Locate the string "πλέον" in the listing below. Copy every line where it is found.

[start]

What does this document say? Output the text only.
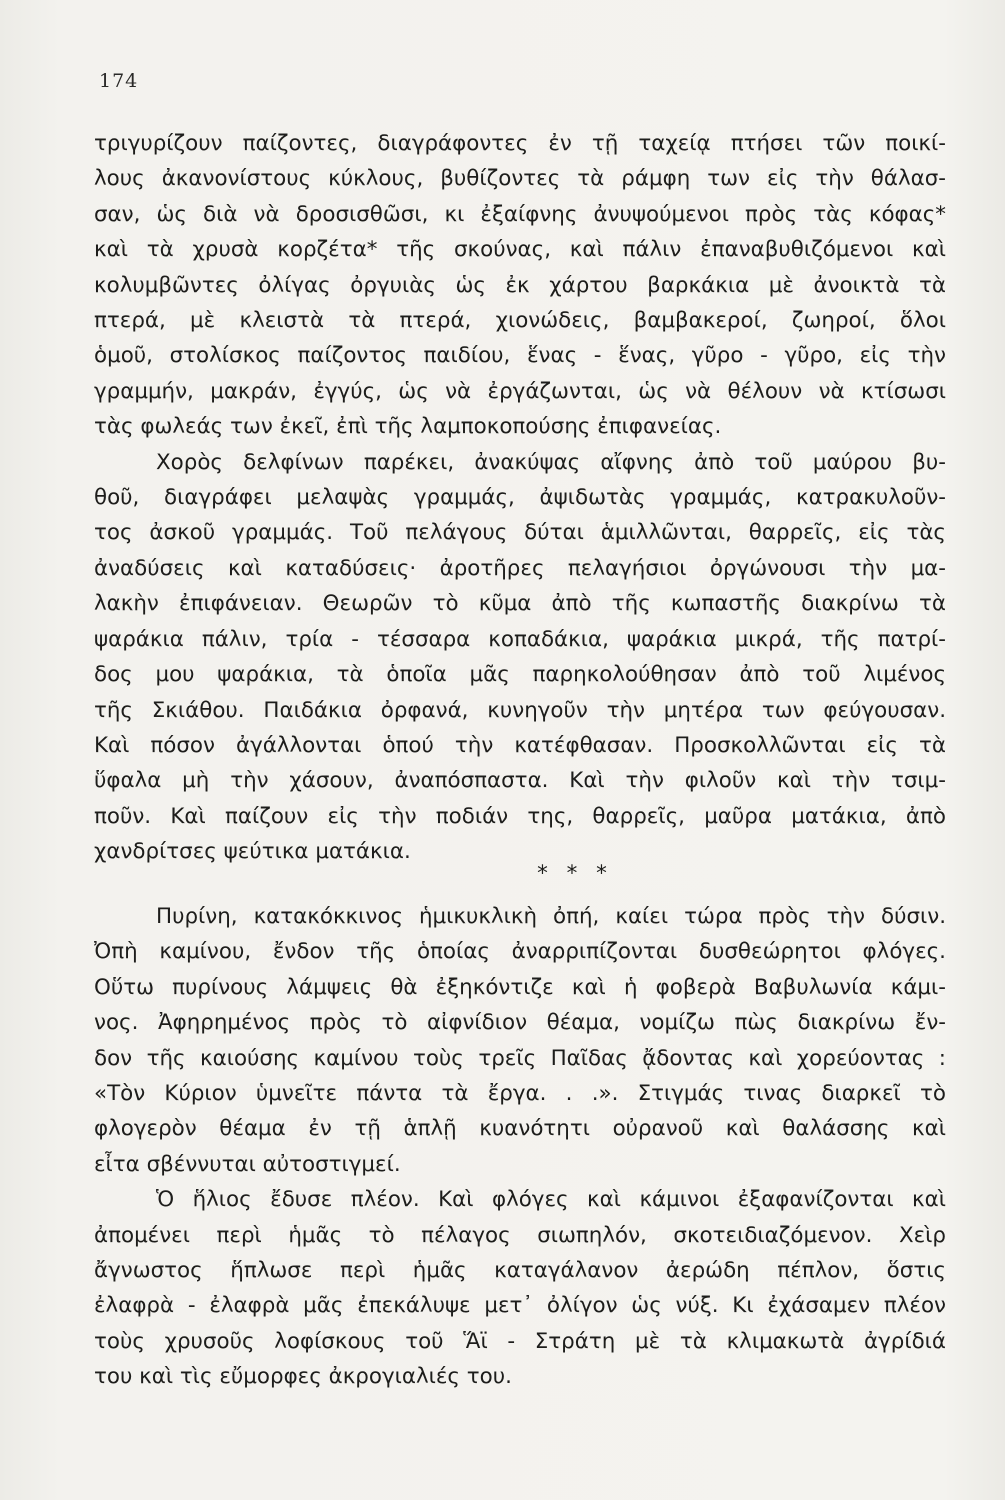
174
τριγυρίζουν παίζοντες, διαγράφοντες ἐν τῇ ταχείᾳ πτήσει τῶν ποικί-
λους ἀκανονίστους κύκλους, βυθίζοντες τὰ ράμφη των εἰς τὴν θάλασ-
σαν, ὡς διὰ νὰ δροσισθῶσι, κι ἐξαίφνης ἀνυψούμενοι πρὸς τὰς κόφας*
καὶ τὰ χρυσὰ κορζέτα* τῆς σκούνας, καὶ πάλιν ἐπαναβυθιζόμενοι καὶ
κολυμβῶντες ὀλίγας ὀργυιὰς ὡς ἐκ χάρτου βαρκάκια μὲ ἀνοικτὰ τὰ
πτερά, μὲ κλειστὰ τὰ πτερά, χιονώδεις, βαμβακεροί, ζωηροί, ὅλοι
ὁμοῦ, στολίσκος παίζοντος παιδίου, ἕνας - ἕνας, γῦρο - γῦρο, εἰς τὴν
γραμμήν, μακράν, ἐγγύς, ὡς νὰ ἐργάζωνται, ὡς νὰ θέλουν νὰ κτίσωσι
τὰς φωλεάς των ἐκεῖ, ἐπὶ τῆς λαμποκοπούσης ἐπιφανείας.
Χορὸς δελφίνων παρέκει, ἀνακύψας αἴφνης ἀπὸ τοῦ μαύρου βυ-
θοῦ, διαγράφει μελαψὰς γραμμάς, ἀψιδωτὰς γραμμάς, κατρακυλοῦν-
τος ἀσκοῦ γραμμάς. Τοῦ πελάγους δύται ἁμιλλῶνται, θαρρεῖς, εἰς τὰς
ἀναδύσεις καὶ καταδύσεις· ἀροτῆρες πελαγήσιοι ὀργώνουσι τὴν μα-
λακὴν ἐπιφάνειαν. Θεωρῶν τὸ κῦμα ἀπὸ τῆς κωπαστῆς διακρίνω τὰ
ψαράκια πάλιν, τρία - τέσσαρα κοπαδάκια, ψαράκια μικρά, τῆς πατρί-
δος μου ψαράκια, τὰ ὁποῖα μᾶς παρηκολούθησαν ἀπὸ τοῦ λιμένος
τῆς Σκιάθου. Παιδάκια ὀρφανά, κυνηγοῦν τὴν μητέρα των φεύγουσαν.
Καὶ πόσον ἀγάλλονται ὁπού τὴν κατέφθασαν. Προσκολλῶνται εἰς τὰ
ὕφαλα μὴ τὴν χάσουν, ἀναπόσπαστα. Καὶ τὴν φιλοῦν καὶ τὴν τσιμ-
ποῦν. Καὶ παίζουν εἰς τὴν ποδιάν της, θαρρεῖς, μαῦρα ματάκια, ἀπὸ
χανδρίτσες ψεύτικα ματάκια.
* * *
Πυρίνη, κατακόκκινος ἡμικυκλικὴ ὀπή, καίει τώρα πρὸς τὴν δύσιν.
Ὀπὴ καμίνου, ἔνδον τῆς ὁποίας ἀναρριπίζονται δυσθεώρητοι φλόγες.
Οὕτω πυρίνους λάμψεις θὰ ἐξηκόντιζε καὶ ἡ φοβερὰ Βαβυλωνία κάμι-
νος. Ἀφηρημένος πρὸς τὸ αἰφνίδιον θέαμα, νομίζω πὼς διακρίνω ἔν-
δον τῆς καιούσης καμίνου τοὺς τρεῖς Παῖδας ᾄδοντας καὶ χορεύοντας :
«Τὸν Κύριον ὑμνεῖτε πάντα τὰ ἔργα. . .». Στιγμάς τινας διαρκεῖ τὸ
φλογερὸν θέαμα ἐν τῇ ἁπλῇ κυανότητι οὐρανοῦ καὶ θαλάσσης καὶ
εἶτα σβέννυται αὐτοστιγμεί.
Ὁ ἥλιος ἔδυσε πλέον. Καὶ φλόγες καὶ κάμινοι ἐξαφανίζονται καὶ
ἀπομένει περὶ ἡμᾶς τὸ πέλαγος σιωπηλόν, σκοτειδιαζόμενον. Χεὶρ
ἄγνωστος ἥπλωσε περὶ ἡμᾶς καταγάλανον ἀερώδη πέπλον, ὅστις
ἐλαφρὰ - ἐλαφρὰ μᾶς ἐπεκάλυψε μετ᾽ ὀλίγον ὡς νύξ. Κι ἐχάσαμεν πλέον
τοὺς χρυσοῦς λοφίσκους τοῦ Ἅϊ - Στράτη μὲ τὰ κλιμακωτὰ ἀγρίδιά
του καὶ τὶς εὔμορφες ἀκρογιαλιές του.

[end]
[start]

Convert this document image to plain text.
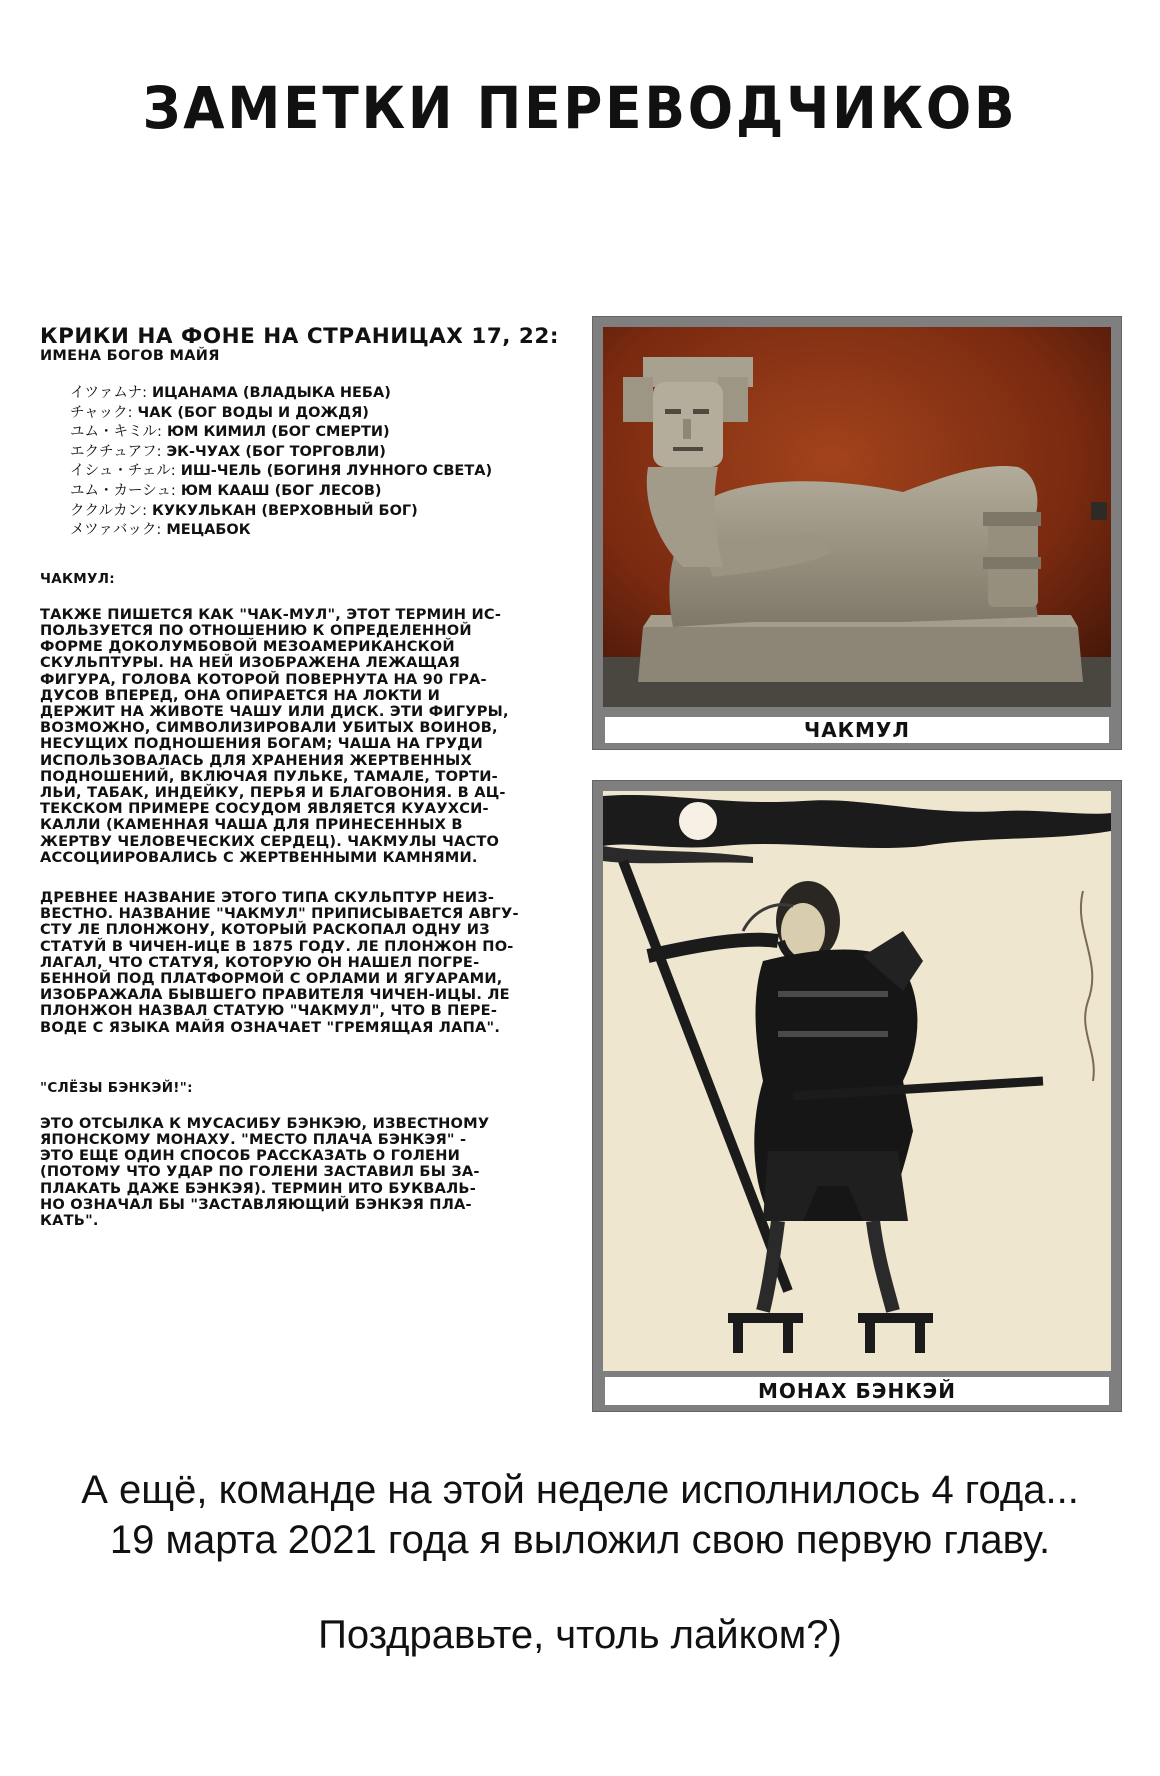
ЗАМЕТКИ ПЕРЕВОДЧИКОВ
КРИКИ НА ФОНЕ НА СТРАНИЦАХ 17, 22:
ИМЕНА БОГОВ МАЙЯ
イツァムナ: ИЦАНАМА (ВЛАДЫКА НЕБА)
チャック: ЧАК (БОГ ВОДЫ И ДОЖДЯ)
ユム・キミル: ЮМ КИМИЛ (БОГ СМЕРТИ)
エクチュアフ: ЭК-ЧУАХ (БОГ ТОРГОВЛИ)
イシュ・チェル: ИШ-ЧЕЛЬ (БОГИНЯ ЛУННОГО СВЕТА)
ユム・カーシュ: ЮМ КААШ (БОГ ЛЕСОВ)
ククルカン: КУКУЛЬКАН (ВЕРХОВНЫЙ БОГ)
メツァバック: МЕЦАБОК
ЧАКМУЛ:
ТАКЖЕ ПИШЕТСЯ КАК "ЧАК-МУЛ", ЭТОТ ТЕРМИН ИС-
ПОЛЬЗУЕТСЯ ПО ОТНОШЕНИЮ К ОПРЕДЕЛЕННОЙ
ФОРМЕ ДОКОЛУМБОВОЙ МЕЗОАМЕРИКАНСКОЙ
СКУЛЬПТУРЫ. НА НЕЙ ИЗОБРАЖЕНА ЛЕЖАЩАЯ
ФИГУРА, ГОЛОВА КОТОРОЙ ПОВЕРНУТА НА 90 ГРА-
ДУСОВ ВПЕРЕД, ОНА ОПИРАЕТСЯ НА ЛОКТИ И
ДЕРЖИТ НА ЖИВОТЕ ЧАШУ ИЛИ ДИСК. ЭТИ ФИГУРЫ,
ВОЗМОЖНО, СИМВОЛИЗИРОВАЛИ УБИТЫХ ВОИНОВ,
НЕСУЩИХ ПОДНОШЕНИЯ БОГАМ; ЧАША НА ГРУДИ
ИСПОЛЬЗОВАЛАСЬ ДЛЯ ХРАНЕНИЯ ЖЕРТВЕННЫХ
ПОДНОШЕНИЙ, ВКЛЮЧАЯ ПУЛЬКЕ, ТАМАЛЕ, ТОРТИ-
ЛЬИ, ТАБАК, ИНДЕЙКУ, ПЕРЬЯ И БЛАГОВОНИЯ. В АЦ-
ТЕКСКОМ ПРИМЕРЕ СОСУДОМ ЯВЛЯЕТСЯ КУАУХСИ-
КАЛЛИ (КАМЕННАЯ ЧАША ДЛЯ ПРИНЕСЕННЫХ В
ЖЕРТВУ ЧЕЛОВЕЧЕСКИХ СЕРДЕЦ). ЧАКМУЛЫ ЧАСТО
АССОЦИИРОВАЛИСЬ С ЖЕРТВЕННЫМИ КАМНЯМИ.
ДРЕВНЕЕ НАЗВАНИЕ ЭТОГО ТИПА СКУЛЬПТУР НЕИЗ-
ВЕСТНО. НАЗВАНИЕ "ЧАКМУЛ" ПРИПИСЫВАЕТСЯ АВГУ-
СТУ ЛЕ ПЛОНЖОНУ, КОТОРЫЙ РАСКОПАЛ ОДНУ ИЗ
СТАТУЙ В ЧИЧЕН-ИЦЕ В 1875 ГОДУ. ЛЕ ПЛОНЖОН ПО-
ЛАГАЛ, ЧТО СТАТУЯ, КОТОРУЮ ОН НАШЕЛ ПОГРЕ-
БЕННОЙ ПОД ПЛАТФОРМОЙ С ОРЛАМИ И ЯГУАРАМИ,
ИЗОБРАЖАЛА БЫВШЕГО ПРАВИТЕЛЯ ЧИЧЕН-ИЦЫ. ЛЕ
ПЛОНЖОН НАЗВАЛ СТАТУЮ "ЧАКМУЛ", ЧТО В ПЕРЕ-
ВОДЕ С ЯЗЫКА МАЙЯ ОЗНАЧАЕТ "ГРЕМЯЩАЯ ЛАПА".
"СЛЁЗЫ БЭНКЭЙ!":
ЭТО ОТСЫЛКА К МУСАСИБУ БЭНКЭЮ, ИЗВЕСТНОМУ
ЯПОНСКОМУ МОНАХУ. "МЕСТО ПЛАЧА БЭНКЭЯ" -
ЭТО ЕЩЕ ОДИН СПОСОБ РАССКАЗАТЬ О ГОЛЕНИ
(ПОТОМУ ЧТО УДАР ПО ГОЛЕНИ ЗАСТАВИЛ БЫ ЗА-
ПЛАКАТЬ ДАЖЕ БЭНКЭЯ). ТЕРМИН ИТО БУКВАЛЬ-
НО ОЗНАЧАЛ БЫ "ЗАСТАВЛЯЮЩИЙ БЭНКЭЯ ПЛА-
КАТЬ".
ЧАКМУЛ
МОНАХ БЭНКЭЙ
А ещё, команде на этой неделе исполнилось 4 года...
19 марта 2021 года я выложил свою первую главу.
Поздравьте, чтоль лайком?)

[end]

RESPONSE BELOW:
Ὁ ἥλιος ἔδυσε πλέον. Καὶ φλόγες καὶ κάμινοι ἐξαφανίζονται καὶ
ἐλαφρὰ - ἐλαφρὰ μᾶς ἐπεκάλυψε μετ᾽ ὀλίγον ὡς νύξ. Κι ἐχάσαμεν πλέον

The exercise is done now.